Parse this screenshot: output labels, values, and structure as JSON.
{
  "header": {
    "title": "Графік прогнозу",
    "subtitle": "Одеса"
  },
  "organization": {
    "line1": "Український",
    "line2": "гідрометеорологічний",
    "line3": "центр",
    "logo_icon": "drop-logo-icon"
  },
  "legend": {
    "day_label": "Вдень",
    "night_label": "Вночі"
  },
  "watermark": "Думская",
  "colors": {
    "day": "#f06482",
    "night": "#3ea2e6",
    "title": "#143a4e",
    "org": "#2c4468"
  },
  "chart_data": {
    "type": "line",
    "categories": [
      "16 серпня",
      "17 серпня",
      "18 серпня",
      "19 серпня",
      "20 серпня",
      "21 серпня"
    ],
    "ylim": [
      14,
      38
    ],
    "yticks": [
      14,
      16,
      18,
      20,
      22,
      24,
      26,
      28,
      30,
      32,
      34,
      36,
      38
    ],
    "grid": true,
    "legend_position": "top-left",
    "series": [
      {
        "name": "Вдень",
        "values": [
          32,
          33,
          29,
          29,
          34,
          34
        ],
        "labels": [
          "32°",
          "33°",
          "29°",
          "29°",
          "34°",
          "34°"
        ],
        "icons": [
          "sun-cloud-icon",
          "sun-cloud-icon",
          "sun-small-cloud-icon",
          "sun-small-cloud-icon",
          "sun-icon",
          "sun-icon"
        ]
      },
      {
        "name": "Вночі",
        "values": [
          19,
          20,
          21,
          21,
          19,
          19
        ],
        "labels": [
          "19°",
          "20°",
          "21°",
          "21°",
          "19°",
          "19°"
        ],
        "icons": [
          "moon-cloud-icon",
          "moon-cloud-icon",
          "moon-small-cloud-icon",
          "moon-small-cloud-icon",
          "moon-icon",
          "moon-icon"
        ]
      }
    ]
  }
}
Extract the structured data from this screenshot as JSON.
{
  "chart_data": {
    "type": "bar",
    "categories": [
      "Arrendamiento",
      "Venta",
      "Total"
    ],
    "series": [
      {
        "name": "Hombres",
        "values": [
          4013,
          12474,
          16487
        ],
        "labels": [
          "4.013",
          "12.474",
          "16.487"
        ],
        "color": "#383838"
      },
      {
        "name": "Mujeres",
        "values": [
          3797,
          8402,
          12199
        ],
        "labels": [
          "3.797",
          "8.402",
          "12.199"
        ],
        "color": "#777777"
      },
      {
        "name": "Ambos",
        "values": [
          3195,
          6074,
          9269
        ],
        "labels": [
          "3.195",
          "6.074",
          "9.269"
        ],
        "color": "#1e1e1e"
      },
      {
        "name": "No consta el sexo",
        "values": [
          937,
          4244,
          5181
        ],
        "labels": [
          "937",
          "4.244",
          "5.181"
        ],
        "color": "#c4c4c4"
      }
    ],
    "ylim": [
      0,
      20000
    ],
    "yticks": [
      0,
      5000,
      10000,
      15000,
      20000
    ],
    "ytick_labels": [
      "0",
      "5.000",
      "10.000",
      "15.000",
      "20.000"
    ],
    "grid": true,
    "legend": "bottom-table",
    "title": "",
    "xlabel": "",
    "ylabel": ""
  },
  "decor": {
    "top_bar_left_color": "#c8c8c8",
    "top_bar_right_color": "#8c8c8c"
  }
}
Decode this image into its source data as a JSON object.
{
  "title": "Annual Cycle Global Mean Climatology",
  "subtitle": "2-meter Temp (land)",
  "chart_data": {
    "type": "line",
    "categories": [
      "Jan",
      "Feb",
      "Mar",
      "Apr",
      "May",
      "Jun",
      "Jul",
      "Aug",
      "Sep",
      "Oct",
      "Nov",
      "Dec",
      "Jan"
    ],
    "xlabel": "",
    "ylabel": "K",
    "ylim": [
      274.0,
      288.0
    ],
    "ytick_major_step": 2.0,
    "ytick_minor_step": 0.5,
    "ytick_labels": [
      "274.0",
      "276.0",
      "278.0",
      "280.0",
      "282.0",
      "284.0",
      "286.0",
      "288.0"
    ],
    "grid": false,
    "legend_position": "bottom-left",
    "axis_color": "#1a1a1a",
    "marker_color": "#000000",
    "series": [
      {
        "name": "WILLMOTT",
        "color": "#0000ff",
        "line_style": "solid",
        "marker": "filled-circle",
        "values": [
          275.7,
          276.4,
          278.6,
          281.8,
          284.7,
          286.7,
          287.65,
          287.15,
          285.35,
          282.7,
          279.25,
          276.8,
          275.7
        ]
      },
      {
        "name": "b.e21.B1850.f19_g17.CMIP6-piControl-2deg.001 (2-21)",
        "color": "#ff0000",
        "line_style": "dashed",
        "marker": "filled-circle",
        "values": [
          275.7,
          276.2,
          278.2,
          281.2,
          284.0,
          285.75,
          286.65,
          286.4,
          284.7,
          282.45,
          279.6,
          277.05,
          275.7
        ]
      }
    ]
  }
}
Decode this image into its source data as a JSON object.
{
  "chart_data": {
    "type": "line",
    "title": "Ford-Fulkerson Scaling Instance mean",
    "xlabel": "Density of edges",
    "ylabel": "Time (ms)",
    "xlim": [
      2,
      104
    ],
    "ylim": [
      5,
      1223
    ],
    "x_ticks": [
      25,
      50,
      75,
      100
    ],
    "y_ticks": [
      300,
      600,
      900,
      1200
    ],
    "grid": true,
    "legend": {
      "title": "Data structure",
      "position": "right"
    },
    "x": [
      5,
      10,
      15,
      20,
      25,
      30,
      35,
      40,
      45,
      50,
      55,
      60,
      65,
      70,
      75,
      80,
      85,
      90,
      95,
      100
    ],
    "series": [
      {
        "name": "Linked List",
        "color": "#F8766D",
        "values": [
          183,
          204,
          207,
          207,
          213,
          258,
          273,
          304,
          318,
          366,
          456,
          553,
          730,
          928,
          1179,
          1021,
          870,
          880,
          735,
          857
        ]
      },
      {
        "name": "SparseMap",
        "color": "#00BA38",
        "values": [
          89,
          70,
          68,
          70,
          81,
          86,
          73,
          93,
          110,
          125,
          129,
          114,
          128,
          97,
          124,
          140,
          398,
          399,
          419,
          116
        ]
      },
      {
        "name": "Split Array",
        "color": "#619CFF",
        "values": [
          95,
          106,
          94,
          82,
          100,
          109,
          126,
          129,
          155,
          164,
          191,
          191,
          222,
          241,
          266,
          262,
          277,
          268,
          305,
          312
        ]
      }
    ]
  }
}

· · ·

# [WRITTEN TASK]
Your task is to repeat every entry exactly.

# [EXPECTED ANSWER]
Parse this screenshot: output labels, values, and structure as JSON.
{
  "header": {
    "title": "Графік прогнозу",
    "subtitle": "Одеса"
  },
  "organization": {
    "line1": "Український",
    "line2": "гідрометеорологічний",
    "line3": "центр",
    "logo_icon": "drop-logo-icon"
  },
  "legend": {
    "day_label": "Вдень",
    "night_label": "Вночі"
  },
  "watermark": "Думская",
  "colors": {
    "day": "#f06482",
    "night": "#3ea2e6",
    "title": "#143a4e",
    "org": "#2c4468"
  },
  "chart_data": {
    "type": "line",
    "categories": [
      "16 серпня",
      "17 серпня",
      "18 серпня",
      "19 серпня",
      "20 серпня",
      "21 серпня"
    ],
    "ylim": [
      14,
      38
    ],
    "yticks": [
      14,
      16,
      18,
      20,
      22,
      24,
      26,
      28,
      30,
      32,
      34,
      36,
      38
    ],
    "grid": true,
    "legend_position": "top-left",
    "series": [
      {
        "name": "Вдень",
        "values": [
          32,
          33,
          29,
          29,
          34,
          34
        ],
        "labels": [
          "32°",
          "33°",
          "29°",
          "29°",
          "34°",
          "34°"
        ],
        "icons": [
          "sun-cloud-icon",
          "sun-cloud-icon",
          "sun-small-cloud-icon",
          "sun-small-cloud-icon",
          "sun-icon",
          "sun-icon"
        ]
      },
      {
        "name": "Вночі",
        "values": [
          19,
          20,
          21,
          21,
          19,
          19
        ],
        "labels": [
          "19°",
          "20°",
          "21°",
          "21°",
          "19°",
          "19°"
        ],
        "icons": [
          "moon-cloud-icon",
          "moon-cloud-icon",
          "moon-small-cloud-icon",
          "moon-small-cloud-icon",
          "moon-icon",
          "moon-icon"
        ]
      }
    ]
  }
}
Extract the structured data from this screenshot as JSON.
{
  "chart_data": {
    "type": "bar",
    "categories": [
      "Arrendamiento",
      "Venta",
      "Total"
    ],
    "series": [
      {
        "name": "Hombres",
        "values": [
          4013,
          12474,
          16487
        ],
        "labels": [
          "4.013",
          "12.474",
          "16.487"
        ],
        "color": "#383838"
      },
      {
        "name": "Mujeres",
        "values": [
          3797,
          8402,
          12199
        ],
        "labels": [
          "3.797",
          "8.402",
          "12.199"
        ],
        "color": "#777777"
      },
      {
        "name": "Ambos",
        "values": [
          3195,
          6074,
          9269
        ],
        "labels": [
          "3.195",
          "6.074",
          "9.269"
        ],
        "color": "#1e1e1e"
      },
      {
        "name": "No consta el sexo",
        "values": [
          937,
          4244,
          5181
        ],
        "labels": [
          "937",
          "4.244",
          "5.181"
        ],
        "color": "#c4c4c4"
      }
    ],
    "ylim": [
      0,
      20000
    ],
    "yticks": [
      0,
      5000,
      10000,
      15000,
      20000
    ],
    "ytick_labels": [
      "0",
      "5.000",
      "10.000",
      "15.000",
      "20.000"
    ],
    "grid": true,
    "legend": "bottom-table",
    "title": "",
    "xlabel": "",
    "ylabel": ""
  },
  "decor": {
    "top_bar_left_color": "#c8c8c8",
    "top_bar_right_color": "#8c8c8c"
  }
}
Decode this image into its source data as a JSON object.
{
  "title": "Annual Cycle Global Mean Climatology",
  "subtitle": "2-meter Temp (land)",
  "chart_data": {
    "type": "line",
    "categories": [
      "Jan",
      "Feb",
      "Mar",
      "Apr",
      "May",
      "Jun",
      "Jul",
      "Aug",
      "Sep",
      "Oct",
      "Nov",
      "Dec",
      "Jan"
    ],
    "xlabel": "",
    "ylabel": "K",
    "ylim": [
      274.0,
      288.0
    ],
    "ytick_major_step": 2.0,
    "ytick_minor_step": 0.5,
    "ytick_labels": [
      "274.0",
      "276.0",
      "278.0",
      "280.0",
      "282.0",
      "284.0",
      "286.0",
      "288.0"
    ],
    "grid": false,
    "legend_position": "bottom-left",
    "axis_color": "#1a1a1a",
    "marker_color": "#000000",
    "series": [
      {
        "name": "WILLMOTT",
        "color": "#0000ff",
        "line_style": "solid",
        "marker": "filled-circle",
        "values": [
          275.7,
          276.4,
          278.6,
          281.8,
          284.7,
          286.7,
          287.65,
          287.15,
          285.35,
          282.7,
          279.25,
          276.8,
          275.7
        ]
      },
      {
        "name": "b.e21.B1850.f19_g17.CMIP6-piControl-2deg.001 (2-21)",
        "color": "#ff0000",
        "line_style": "dashed",
        "marker": "filled-circle",
        "values": [
          275.7,
          276.2,
          278.2,
          281.2,
          284.0,
          285.75,
          286.65,
          286.4,
          284.7,
          282.45,
          279.6,
          277.05,
          275.7
        ]
      }
    ]
  }
}
Decode this image into its source data as a JSON object.
{
  "chart_data": {
    "type": "line",
    "title": "Ford-Fulkerson Scaling Instance mean",
    "xlabel": "Density of edges",
    "ylabel": "Time (ms)",
    "xlim": [
      2,
      104
    ],
    "ylim": [
      5,
      1223
    ],
    "x_ticks": [
      25,
      50,
      75,
      100
    ],
    "y_ticks": [
      300,
      600,
      900,
      1200
    ],
    "grid": true,
    "legend": {
      "title": "Data structure",
      "position": "right"
    },
    "x": [
      5,
      10,
      15,
      20,
      25,
      30,
      35,
      40,
      45,
      50,
      55,
      60,
      65,
      70,
      75,
      80,
      85,
      90,
      95,
      100
    ],
    "series": [
      {
        "name": "Linked List",
        "color": "#F8766D",
        "values": [
          183,
          204,
          207,
          207,
          213,
          258,
          273,
          304,
          318,
          366,
          456,
          553,
          730,
          928,
          1179,
          1021,
          870,
          880,
          735,
          857
        ]
      },
      {
        "name": "SparseMap",
        "color": "#00BA38",
        "values": [
          89,
          70,
          68,
          70,
          81,
          86,
          73,
          93,
          110,
          125,
          129,
          114,
          128,
          97,
          124,
          140,
          398,
          399,
          419,
          116
        ]
      },
      {
        "name": "Split Array",
        "color": "#619CFF",
        "values": [
          95,
          106,
          94,
          82,
          100,
          109,
          126,
          129,
          155,
          164,
          191,
          191,
          222,
          241,
          266,
          262,
          277,
          268,
          305,
          312
        ]
      }
    ]
  }
}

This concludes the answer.